Lay out each line of the data as a numbered list, leaving out any blank lines.

Element and region listings:

((

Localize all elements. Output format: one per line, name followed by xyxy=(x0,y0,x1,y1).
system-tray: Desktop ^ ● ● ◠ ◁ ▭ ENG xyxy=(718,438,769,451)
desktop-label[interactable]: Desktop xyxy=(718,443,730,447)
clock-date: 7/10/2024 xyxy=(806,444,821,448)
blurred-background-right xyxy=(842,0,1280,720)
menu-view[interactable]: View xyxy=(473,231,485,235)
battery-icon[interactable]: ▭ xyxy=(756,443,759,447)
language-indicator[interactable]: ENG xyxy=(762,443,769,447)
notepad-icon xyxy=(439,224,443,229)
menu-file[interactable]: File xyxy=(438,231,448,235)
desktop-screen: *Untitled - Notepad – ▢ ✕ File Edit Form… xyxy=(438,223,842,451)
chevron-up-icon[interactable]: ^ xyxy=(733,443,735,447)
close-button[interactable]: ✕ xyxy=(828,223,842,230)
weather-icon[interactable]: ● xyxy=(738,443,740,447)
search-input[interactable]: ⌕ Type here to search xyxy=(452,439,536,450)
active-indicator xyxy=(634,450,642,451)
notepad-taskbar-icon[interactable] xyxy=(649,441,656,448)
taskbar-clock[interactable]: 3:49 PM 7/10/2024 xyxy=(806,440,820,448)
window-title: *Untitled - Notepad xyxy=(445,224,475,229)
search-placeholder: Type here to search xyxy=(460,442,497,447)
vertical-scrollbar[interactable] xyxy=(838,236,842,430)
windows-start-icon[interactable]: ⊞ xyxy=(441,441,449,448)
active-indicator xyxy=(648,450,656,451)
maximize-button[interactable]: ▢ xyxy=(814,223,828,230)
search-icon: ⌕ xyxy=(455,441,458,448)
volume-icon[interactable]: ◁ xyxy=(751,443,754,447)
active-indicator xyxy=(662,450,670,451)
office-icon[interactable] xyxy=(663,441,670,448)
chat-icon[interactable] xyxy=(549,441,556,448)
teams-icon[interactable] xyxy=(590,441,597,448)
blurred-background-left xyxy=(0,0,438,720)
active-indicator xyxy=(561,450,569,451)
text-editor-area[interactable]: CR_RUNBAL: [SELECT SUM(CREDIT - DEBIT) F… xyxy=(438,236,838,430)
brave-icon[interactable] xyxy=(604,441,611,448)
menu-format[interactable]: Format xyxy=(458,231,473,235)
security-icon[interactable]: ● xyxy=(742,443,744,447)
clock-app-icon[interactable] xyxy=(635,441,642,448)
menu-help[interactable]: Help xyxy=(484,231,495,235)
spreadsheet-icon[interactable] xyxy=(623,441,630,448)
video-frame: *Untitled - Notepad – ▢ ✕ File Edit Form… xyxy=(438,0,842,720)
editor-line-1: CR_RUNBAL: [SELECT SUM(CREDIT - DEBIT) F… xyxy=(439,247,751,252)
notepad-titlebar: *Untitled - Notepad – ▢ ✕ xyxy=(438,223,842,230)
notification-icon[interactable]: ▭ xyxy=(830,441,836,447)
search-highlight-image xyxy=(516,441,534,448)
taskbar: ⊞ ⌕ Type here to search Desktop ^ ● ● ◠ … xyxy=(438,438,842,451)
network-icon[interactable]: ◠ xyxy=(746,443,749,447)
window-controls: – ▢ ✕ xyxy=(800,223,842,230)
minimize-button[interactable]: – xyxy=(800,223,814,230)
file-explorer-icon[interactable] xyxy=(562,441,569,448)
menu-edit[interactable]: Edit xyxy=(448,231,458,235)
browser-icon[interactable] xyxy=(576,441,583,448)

))

**Solution for this problem**
1. Localize all elements. Output format: one per line, name followed by xyxy=(x0,y0,x1,y1).
2. system-tray: Desktop ^ ● ● ◠ ◁ ▭ ENG xyxy=(718,438,769,451)
3. desktop-label[interactable]: Desktop xyxy=(718,443,730,447)
4. clock-date: 7/10/2024 xyxy=(806,444,821,448)
5. blurred-background-right xyxy=(842,0,1280,720)
6. menu-view[interactable]: View xyxy=(473,231,485,235)
7. battery-icon[interactable]: ▭ xyxy=(756,443,759,447)
8. language-indicator[interactable]: ENG xyxy=(762,443,769,447)
9. notepad-icon xyxy=(439,224,443,229)
10. menu-file[interactable]: File xyxy=(438,231,448,235)
11. desktop-screen: *Untitled - Notepad – ▢ ✕ File Edit Form… xyxy=(438,223,842,451)
12. chevron-up-icon[interactable]: ^ xyxy=(733,443,735,447)
13. close-button[interactable]: ✕ xyxy=(828,223,842,230)
14. weather-icon[interactable]: ● xyxy=(738,443,740,447)
15. search-input[interactable]: ⌕ Type here to search xyxy=(452,439,536,450)
16. active-indicator xyxy=(634,450,642,451)
17. notepad-taskbar-icon[interactable] xyxy=(649,441,656,448)
18. taskbar-clock[interactable]: 3:49 PM 7/10/2024 xyxy=(806,440,820,448)
19. window-title: *Untitled - Notepad xyxy=(445,224,475,229)
20. search-placeholder: Type here to search xyxy=(460,442,497,447)
21. vertical-scrollbar[interactable] xyxy=(838,236,842,430)
22. windows-start-icon[interactable]: ⊞ xyxy=(441,441,449,448)
23. active-indicator xyxy=(648,450,656,451)
24. maximize-button[interactable]: ▢ xyxy=(814,223,828,230)
25. search-icon: ⌕ xyxy=(455,441,458,448)
26. volume-icon[interactable]: ◁ xyxy=(751,443,754,447)
27. active-indicator xyxy=(662,450,670,451)
28. office-icon[interactable] xyxy=(663,441,670,448)
29. chat-icon[interactable] xyxy=(549,441,556,448)
30. teams-icon[interactable] xyxy=(590,441,597,448)
31. blurred-background-left xyxy=(0,0,438,720)
32. active-indicator xyxy=(561,450,569,451)
33. text-editor-area[interactable]: CR_RUNBAL: [SELECT SUM(CREDIT - DEBIT) F… xyxy=(438,236,838,430)
34. brave-icon[interactable] xyxy=(604,441,611,448)
35. menu-format[interactable]: Format xyxy=(458,231,473,235)
36. security-icon[interactable]: ● xyxy=(742,443,744,447)
37. clock-app-icon[interactable] xyxy=(635,441,642,448)
38. menu-help[interactable]: Help xyxy=(484,231,495,235)
39. spreadsheet-icon[interactable] xyxy=(623,441,630,448)
40. video-frame: *Untitled - Notepad – ▢ ✕ File Edit Form… xyxy=(438,0,842,720)
41. editor-line-1: CR_RUNBAL: [SELECT SUM(CREDIT - DEBIT) F… xyxy=(439,247,751,252)
42. notepad-titlebar: *Untitled - Notepad – ▢ ✕ xyxy=(438,223,842,230)
43. notification-icon[interactable]: ▭ xyxy=(830,441,836,447)
44. search-highlight-image xyxy=(516,441,534,448)
45. taskbar: ⊞ ⌕ Type here to search Desktop ^ ● ● ◠ … xyxy=(438,438,842,451)
46. network-icon[interactable]: ◠ xyxy=(746,443,749,447)
47. window-controls: – ▢ ✕ xyxy=(800,223,842,230)
48. minimize-button[interactable]: – xyxy=(800,223,814,230)
49. file-explorer-icon[interactable] xyxy=(562,441,569,448)
50. menu-edit[interactable]: Edit xyxy=(448,231,458,235)
51. browser-icon[interactable] xyxy=(576,441,583,448)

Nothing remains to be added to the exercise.